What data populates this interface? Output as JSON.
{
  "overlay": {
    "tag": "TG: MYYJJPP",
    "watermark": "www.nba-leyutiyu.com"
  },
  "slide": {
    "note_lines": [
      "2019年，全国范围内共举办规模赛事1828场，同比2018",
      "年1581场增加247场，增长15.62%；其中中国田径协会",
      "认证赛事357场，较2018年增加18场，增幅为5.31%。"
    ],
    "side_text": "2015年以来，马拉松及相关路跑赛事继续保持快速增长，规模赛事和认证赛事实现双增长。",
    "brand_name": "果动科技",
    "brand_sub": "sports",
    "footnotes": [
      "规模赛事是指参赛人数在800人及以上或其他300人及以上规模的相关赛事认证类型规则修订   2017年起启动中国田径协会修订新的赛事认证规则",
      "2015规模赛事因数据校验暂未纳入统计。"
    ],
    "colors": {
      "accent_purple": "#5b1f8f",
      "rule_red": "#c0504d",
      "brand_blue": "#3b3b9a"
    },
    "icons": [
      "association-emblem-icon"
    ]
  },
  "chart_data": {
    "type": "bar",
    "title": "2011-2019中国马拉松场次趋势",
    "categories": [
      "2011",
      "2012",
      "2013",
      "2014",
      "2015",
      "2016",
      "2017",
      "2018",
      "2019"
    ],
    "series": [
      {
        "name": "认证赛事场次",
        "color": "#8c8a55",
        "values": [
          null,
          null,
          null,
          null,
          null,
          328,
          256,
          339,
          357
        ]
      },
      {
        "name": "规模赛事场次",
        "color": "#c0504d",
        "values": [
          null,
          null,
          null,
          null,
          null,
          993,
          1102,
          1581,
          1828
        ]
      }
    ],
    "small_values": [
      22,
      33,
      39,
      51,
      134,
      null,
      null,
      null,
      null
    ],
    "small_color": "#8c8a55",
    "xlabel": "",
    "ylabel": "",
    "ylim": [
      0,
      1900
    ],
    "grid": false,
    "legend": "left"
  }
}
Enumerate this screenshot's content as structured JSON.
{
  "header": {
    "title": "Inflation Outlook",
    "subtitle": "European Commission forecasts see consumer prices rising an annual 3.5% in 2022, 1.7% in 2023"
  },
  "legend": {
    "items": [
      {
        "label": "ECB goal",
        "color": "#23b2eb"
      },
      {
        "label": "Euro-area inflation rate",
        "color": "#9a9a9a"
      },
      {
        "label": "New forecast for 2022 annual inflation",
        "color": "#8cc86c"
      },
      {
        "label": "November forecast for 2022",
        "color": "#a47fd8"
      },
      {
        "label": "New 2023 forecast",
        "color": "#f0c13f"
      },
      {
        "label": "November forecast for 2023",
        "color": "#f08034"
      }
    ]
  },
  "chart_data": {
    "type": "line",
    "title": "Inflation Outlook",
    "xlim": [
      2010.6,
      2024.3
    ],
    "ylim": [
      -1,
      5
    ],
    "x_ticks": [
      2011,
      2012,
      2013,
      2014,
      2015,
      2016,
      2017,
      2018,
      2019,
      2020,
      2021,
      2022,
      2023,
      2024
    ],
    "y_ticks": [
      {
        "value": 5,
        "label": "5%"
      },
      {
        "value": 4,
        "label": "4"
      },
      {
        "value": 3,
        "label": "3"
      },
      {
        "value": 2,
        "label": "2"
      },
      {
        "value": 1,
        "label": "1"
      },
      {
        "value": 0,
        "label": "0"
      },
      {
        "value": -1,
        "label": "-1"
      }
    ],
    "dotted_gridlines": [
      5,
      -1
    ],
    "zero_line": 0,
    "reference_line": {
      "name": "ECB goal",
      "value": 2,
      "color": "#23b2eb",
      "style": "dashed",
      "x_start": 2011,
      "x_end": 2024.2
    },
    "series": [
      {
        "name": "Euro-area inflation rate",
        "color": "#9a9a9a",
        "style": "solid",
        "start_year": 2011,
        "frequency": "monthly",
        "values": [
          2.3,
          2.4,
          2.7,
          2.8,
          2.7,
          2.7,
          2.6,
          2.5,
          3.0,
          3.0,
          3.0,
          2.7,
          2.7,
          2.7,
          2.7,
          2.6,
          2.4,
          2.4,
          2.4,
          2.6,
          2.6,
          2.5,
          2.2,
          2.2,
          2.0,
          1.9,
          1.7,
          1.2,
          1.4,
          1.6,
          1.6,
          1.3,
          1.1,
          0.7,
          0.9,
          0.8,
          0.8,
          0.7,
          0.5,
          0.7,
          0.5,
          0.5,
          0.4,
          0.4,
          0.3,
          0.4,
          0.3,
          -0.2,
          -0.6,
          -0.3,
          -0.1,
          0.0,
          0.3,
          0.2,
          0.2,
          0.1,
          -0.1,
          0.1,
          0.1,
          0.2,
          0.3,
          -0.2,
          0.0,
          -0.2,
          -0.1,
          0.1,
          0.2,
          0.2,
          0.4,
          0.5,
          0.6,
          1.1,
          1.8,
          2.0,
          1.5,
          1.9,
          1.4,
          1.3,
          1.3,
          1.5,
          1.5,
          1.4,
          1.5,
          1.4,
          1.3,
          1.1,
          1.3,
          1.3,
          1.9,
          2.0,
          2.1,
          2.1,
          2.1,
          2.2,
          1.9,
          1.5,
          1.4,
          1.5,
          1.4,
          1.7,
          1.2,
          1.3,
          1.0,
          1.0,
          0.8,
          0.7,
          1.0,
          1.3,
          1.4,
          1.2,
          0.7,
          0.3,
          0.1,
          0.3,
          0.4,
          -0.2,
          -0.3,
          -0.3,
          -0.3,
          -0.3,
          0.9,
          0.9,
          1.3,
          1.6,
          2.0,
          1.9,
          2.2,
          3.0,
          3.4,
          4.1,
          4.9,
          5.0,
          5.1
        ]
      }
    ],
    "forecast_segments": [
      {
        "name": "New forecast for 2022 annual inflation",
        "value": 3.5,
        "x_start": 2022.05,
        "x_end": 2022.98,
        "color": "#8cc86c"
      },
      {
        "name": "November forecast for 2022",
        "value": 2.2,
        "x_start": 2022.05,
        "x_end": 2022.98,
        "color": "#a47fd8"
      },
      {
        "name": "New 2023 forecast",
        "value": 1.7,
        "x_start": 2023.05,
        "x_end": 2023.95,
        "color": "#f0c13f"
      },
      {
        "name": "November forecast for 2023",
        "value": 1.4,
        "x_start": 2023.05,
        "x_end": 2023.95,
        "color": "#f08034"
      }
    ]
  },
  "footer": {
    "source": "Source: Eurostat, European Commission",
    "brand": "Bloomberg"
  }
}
..............................
### Problem to work on
Your task is to return the full listing exactly as it was given.

### Reply
What data populates this interface? Output as JSON.
{
  "overlay": {
    "tag": "TG: MYYJJPP",
    "watermark": "www.nba-leyutiyu.com"
  },
  "slide": {
    "note_lines": [
      "2019年，全国范围内共举办规模赛事1828场，同比2018",
      "年1581场增加247场，增长15.62%；其中中国田径协会",
      "认证赛事357场，较2018年增加18场，增幅为5.31%。"
    ],
    "side_text": "2015年以来，马拉松及相关路跑赛事继续保持快速增长，规模赛事和认证赛事实现双增长。",
    "brand_name": "果动科技",
    "brand_sub": "sports",
    "footnotes": [
      "规模赛事是指参赛人数在800人及以上或其他300人及以上规模的相关赛事认证类型规则修订   2017年起启动中国田径协会修订新的赛事认证规则",
      "2015规模赛事因数据校验暂未纳入统计。"
    ],
    "colors": {
      "accent_purple": "#5b1f8f",
      "rule_red": "#c0504d",
      "brand_blue": "#3b3b9a"
    },
    "icons": [
      "association-emblem-icon"
    ]
  },
  "chart_data": {
    "type": "bar",
    "title": "2011-2019中国马拉松场次趋势",
    "categories": [
      "2011",
      "2012",
      "2013",
      "2014",
      "2015",
      "2016",
      "2017",
      "2018",
      "2019"
    ],
    "series": [
      {
        "name": "认证赛事场次",
        "color": "#8c8a55",
        "values": [
          null,
          null,
          null,
          null,
          null,
          328,
          256,
          339,
          357
        ]
      },
      {
        "name": "规模赛事场次",
        "color": "#c0504d",
        "values": [
          null,
          null,
          null,
          null,
          null,
          993,
          1102,
          1581,
          1828
        ]
      }
    ],
    "small_values": [
      22,
      33,
      39,
      51,
      134,
      null,
      null,
      null,
      null
    ],
    "small_color": "#8c8a55",
    "xlabel": "",
    "ylabel": "",
    "ylim": [
      0,
      1900
    ],
    "grid": false,
    "legend": "left"
  }
}
Enumerate this screenshot's content as structured JSON.
{
  "header": {
    "title": "Inflation Outlook",
    "subtitle": "European Commission forecasts see consumer prices rising an annual 3.5% in 2022, 1.7% in 2023"
  },
  "legend": {
    "items": [
      {
        "label": "ECB goal",
        "color": "#23b2eb"
      },
      {
        "label": "Euro-area inflation rate",
        "color": "#9a9a9a"
      },
      {
        "label": "New forecast for 2022 annual inflation",
        "color": "#8cc86c"
      },
      {
        "label": "November forecast for 2022",
        "color": "#a47fd8"
      },
      {
        "label": "New 2023 forecast",
        "color": "#f0c13f"
      },
      {
        "label": "November forecast for 2023",
        "color": "#f08034"
      }
    ]
  },
  "chart_data": {
    "type": "line",
    "title": "Inflation Outlook",
    "xlim": [
      2010.6,
      2024.3
    ],
    "ylim": [
      -1,
      5
    ],
    "x_ticks": [
      2011,
      2012,
      2013,
      2014,
      2015,
      2016,
      2017,
      2018,
      2019,
      2020,
      2021,
      2022,
      2023,
      2024
    ],
    "y_ticks": [
      {
        "value": 5,
        "label": "5%"
      },
      {
        "value": 4,
        "label": "4"
      },
      {
        "value": 3,
        "label": "3"
      },
      {
        "value": 2,
        "label": "2"
      },
      {
        "value": 1,
        "label": "1"
      },
      {
        "value": 0,
        "label": "0"
      },
      {
        "value": -1,
        "label": "-1"
      }
    ],
    "dotted_gridlines": [
      5,
      -1
    ],
    "zero_line": 0,
    "reference_line": {
      "name": "ECB goal",
      "value": 2,
      "color": "#23b2eb",
      "style": "dashed",
      "x_start": 2011,
      "x_end": 2024.2
    },
    "series": [
      {
        "name": "Euro-area inflation rate",
        "color": "#9a9a9a",
        "style": "solid",
        "start_year": 2011,
        "frequency": "monthly",
        "values": [
          2.3,
          2.4,
          2.7,
          2.8,
          2.7,
          2.7,
          2.6,
          2.5,
          3.0,
          3.0,
          3.0,
          2.7,
          2.7,
          2.7,
          2.7,
          2.6,
          2.4,
          2.4,
          2.4,
          2.6,
          2.6,
          2.5,
          2.2,
          2.2,
          2.0,
          1.9,
          1.7,
          1.2,
          1.4,
          1.6,
          1.6,
          1.3,
          1.1,
          0.7,
          0.9,
          0.8,
          0.8,
          0.7,
          0.5,
          0.7,
          0.5,
          0.5,
          0.4,
          0.4,
          0.3,
          0.4,
          0.3,
          -0.2,
          -0.6,
          -0.3,
          -0.1,
          0.0,
          0.3,
          0.2,
          0.2,
          0.1,
          -0.1,
          0.1,
          0.1,
          0.2,
          0.3,
          -0.2,
          0.0,
          -0.2,
          -0.1,
          0.1,
          0.2,
          0.2,
          0.4,
          0.5,
          0.6,
          1.1,
          1.8,
          2.0,
          1.5,
          1.9,
          1.4,
          1.3,
          1.3,
          1.5,
          1.5,
          1.4,
          1.5,
          1.4,
          1.3,
          1.1,
          1.3,
          1.3,
          1.9,
          2.0,
          2.1,
          2.1,
          2.1,
          2.2,
          1.9,
          1.5,
          1.4,
          1.5,
          1.4,
          1.7,
          1.2,
          1.3,
          1.0,
          1.0,
          0.8,
          0.7,
          1.0,
          1.3,
          1.4,
          1.2,
          0.7,
          0.3,
          0.1,
          0.3,
          0.4,
          -0.2,
          -0.3,
          -0.3,
          -0.3,
          -0.3,
          0.9,
          0.9,
          1.3,
          1.6,
          2.0,
          1.9,
          2.2,
          3.0,
          3.4,
          4.1,
          4.9,
          5.0,
          5.1
        ]
      }
    ],
    "forecast_segments": [
      {
        "name": "New forecast for 2022 annual inflation",
        "value": 3.5,
        "x_start": 2022.05,
        "x_end": 2022.98,
        "color": "#8cc86c"
      },
      {
        "name": "November forecast for 2022",
        "value": 2.2,
        "x_start": 2022.05,
        "x_end": 2022.98,
        "color": "#a47fd8"
      },
      {
        "name": "New 2023 forecast",
        "value": 1.7,
        "x_start": 2023.05,
        "x_end": 2023.95,
        "color": "#f0c13f"
      },
      {
        "name": "November forecast for 2023",
        "value": 1.4,
        "x_start": 2023.05,
        "x_end": 2023.95,
        "color": "#f08034"
      }
    ]
  },
  "footer": {
    "source": "Source: Eurostat, European Commission",
    "brand": "Bloomberg"
  }
}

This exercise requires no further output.